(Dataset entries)
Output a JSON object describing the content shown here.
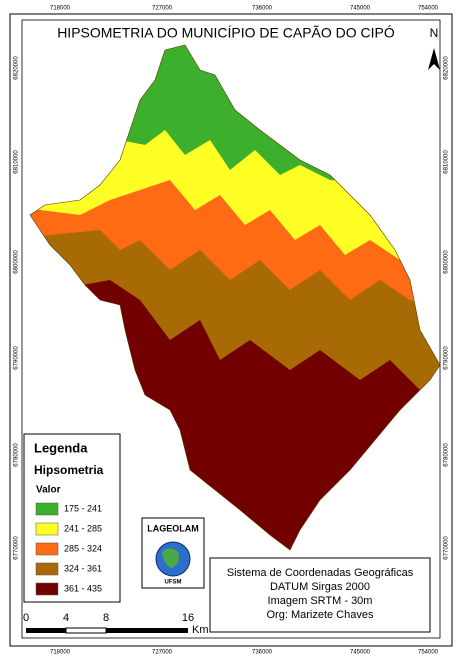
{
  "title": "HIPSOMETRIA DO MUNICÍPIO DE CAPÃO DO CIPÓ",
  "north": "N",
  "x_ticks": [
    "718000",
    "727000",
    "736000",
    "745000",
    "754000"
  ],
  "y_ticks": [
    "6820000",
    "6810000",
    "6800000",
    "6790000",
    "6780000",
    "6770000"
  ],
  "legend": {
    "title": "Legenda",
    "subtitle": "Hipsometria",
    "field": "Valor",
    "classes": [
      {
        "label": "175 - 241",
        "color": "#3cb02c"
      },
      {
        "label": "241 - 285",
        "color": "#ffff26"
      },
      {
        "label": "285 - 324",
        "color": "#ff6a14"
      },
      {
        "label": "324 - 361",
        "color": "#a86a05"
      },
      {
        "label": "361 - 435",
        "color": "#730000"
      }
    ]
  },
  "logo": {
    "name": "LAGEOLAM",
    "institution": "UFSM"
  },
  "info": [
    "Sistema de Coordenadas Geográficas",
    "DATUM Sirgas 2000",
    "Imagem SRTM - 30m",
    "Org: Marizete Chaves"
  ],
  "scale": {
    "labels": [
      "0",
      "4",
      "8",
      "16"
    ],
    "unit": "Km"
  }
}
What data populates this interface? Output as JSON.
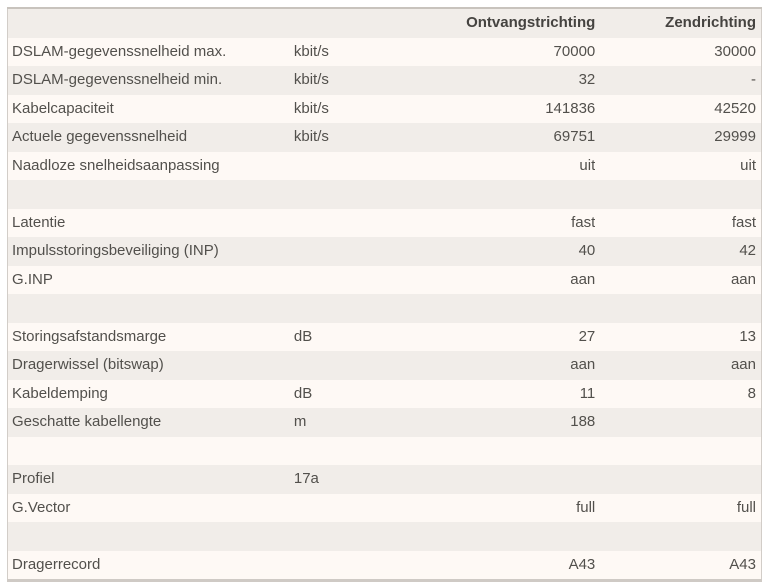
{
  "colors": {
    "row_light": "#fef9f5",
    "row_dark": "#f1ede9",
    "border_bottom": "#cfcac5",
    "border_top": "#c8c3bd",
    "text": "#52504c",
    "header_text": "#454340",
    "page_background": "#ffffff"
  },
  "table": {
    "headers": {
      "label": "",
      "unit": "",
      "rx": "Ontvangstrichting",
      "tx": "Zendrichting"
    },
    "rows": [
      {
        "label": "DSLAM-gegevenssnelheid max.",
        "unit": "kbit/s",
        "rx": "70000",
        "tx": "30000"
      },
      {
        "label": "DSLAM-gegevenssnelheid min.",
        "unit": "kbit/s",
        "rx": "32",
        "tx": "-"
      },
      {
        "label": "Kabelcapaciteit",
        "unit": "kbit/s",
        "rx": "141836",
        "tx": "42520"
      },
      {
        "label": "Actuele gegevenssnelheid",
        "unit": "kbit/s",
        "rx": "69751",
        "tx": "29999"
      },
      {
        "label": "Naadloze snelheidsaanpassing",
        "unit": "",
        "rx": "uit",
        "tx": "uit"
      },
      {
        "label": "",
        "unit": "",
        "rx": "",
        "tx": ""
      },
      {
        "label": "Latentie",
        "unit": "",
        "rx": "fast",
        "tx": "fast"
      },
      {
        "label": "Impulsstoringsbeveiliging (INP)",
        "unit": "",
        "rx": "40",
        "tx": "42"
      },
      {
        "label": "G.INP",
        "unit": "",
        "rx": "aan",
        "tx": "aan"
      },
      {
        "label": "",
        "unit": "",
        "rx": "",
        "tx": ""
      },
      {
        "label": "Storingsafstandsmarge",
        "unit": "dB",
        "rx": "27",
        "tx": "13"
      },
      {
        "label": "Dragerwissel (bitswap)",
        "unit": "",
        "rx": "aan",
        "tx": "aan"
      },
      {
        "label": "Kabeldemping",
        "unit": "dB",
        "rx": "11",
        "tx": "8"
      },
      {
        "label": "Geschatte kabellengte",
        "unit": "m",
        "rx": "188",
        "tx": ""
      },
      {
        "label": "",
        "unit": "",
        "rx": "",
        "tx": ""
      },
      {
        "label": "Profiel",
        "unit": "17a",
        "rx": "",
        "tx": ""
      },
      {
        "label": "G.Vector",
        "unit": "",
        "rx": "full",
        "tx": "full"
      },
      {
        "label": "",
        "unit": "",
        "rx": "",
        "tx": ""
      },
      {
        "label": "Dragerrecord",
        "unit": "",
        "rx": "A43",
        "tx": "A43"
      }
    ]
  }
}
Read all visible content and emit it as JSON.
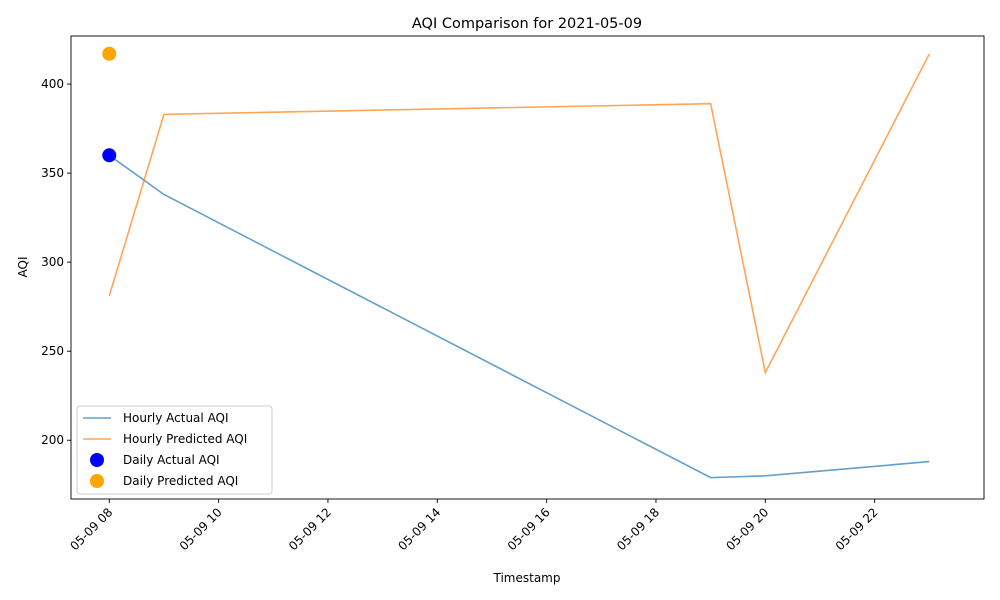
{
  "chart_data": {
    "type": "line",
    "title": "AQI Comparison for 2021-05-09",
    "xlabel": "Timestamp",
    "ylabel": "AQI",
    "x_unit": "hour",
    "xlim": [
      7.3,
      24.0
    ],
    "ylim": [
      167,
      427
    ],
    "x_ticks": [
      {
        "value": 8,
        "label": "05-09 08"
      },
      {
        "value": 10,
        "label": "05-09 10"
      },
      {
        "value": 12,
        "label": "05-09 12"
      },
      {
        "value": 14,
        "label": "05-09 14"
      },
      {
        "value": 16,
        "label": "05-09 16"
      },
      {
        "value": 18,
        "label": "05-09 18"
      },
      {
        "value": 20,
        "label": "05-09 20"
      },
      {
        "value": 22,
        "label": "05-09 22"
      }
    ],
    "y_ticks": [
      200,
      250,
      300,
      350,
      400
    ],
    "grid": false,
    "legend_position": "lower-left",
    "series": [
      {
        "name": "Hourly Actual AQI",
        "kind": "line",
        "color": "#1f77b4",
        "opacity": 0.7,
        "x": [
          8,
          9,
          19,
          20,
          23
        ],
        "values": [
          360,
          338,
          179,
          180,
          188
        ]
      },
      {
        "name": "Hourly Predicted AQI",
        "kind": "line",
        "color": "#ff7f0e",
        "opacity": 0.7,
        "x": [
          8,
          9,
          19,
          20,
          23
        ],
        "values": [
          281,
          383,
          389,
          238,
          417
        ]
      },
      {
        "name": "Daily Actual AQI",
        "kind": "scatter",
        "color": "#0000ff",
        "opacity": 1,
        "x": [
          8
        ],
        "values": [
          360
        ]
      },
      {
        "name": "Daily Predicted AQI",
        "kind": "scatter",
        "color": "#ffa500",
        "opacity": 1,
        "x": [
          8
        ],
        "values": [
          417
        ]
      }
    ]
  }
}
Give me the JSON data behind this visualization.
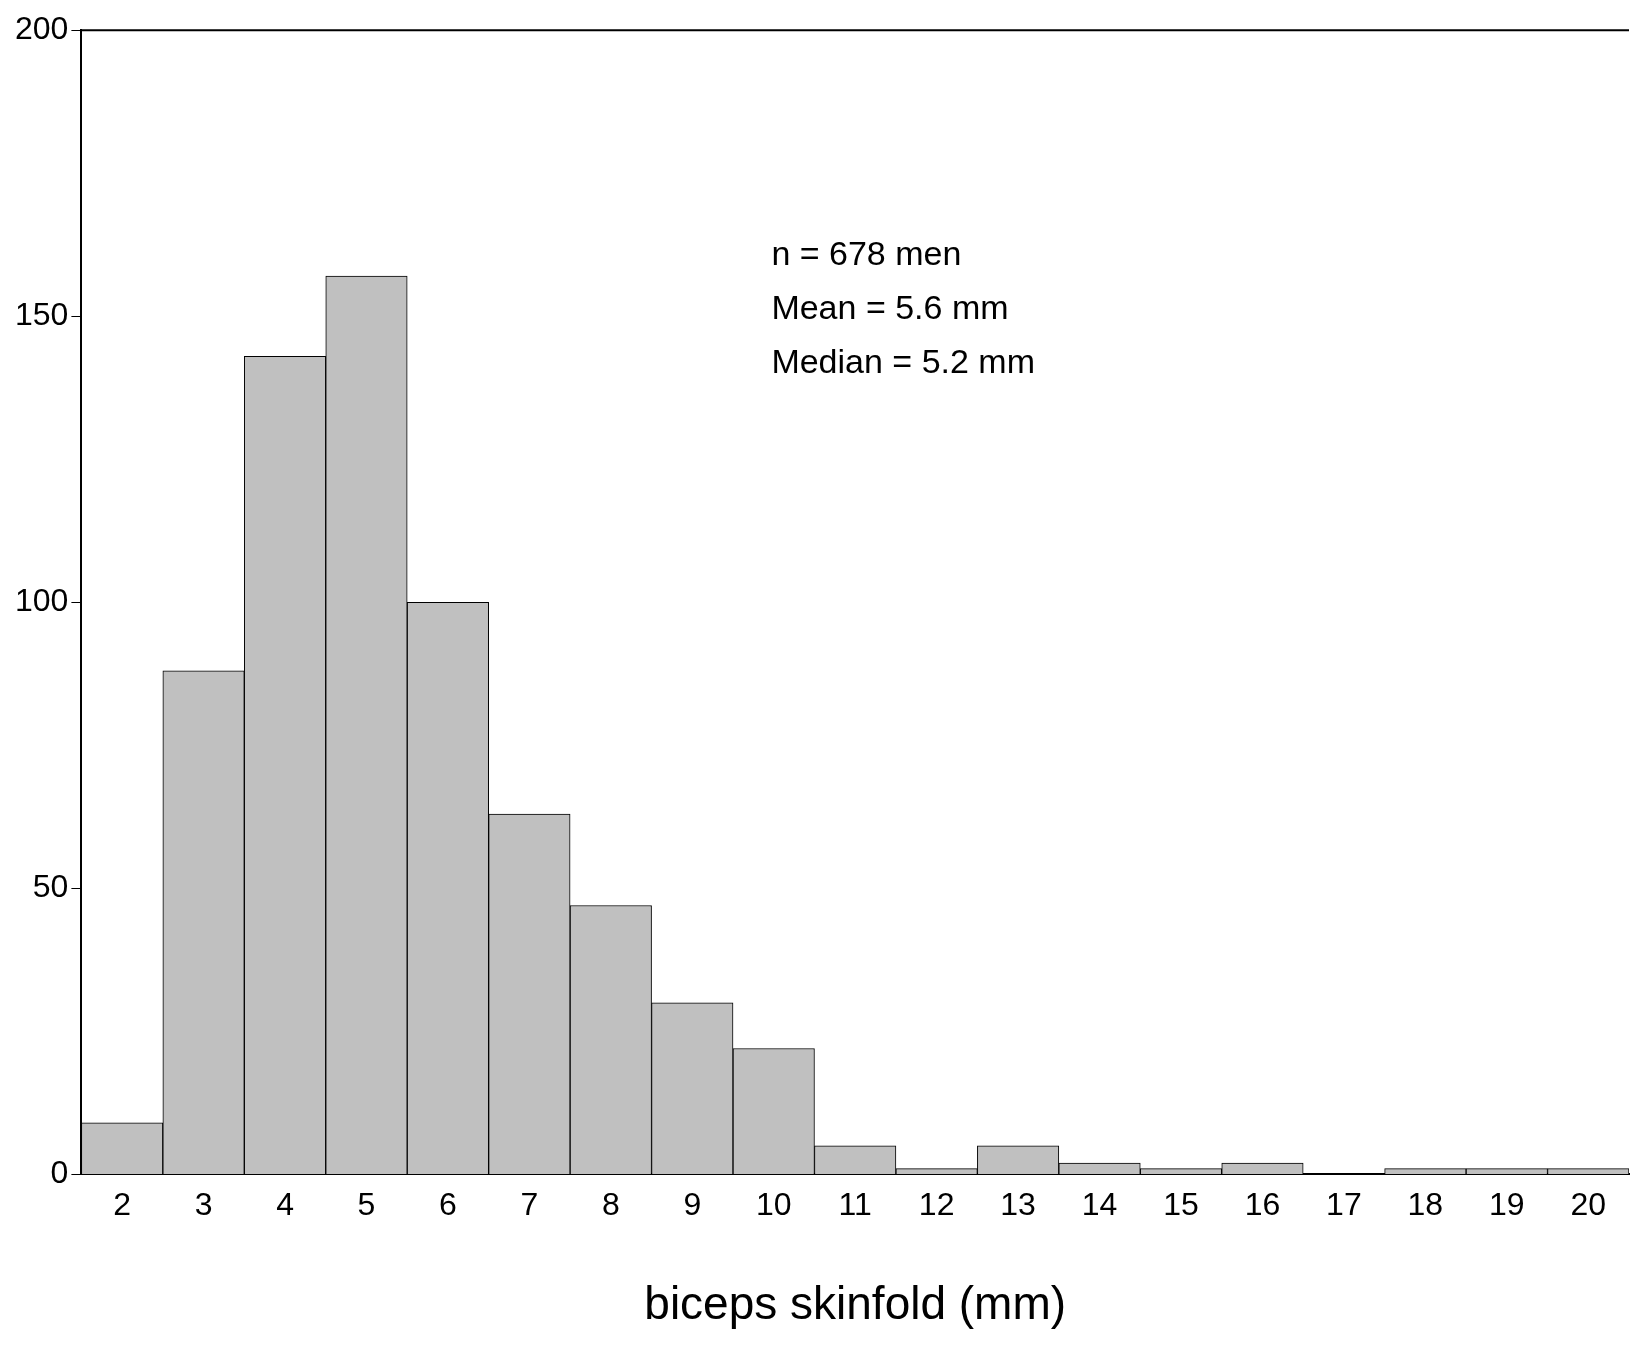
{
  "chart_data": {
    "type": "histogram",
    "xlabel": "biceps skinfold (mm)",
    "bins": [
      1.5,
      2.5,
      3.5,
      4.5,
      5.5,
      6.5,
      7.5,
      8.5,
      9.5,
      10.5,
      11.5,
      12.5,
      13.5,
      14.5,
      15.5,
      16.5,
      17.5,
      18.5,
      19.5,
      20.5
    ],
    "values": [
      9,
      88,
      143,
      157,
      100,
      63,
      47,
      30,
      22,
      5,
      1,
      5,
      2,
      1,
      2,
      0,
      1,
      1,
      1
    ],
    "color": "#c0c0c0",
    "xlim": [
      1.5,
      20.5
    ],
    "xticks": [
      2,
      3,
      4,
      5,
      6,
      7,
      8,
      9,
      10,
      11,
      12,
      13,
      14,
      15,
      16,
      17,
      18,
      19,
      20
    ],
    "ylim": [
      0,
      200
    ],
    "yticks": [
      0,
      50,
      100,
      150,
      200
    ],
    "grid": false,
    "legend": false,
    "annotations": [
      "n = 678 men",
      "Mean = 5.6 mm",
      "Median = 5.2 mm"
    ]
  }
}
---
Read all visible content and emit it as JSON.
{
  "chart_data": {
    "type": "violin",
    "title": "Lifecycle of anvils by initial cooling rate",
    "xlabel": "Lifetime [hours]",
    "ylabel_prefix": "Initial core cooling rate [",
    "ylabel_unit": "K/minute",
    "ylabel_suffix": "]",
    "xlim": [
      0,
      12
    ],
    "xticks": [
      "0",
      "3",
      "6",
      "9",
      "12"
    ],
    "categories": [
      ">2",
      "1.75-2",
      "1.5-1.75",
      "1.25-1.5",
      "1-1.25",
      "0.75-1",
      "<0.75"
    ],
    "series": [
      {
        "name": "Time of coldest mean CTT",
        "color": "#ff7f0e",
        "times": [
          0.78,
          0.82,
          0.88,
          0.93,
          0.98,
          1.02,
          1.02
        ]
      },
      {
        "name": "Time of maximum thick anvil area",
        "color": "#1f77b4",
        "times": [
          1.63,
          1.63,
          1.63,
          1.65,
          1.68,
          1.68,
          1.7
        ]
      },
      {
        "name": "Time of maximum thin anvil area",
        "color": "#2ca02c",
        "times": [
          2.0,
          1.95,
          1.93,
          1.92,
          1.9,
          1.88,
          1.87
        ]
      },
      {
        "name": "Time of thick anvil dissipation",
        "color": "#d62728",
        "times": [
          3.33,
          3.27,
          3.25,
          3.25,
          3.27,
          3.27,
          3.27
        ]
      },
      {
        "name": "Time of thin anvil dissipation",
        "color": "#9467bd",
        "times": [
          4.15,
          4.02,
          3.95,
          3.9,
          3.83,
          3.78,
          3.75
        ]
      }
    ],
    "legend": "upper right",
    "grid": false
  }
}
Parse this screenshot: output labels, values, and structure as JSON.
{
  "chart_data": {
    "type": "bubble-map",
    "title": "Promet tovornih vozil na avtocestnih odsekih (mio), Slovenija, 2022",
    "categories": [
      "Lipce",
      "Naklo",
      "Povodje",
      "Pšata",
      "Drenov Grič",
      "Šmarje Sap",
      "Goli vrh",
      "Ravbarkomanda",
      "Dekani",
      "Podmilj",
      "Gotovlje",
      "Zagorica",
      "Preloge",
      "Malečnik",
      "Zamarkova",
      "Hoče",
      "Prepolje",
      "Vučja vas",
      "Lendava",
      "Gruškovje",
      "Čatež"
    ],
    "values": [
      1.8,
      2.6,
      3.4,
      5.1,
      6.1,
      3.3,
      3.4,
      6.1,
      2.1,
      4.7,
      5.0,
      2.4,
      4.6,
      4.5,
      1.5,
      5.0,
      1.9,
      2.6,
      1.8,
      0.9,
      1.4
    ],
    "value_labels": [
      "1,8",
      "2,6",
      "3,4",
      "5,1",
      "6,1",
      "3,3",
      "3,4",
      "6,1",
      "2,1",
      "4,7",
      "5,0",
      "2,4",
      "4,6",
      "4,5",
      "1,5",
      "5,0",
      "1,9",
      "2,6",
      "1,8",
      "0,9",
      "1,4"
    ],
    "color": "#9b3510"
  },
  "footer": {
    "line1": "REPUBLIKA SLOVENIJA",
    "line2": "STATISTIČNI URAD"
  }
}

Written instruction >> What is the number of lines that hold the string "cooling"? Give it alone.

Exercise output >> 2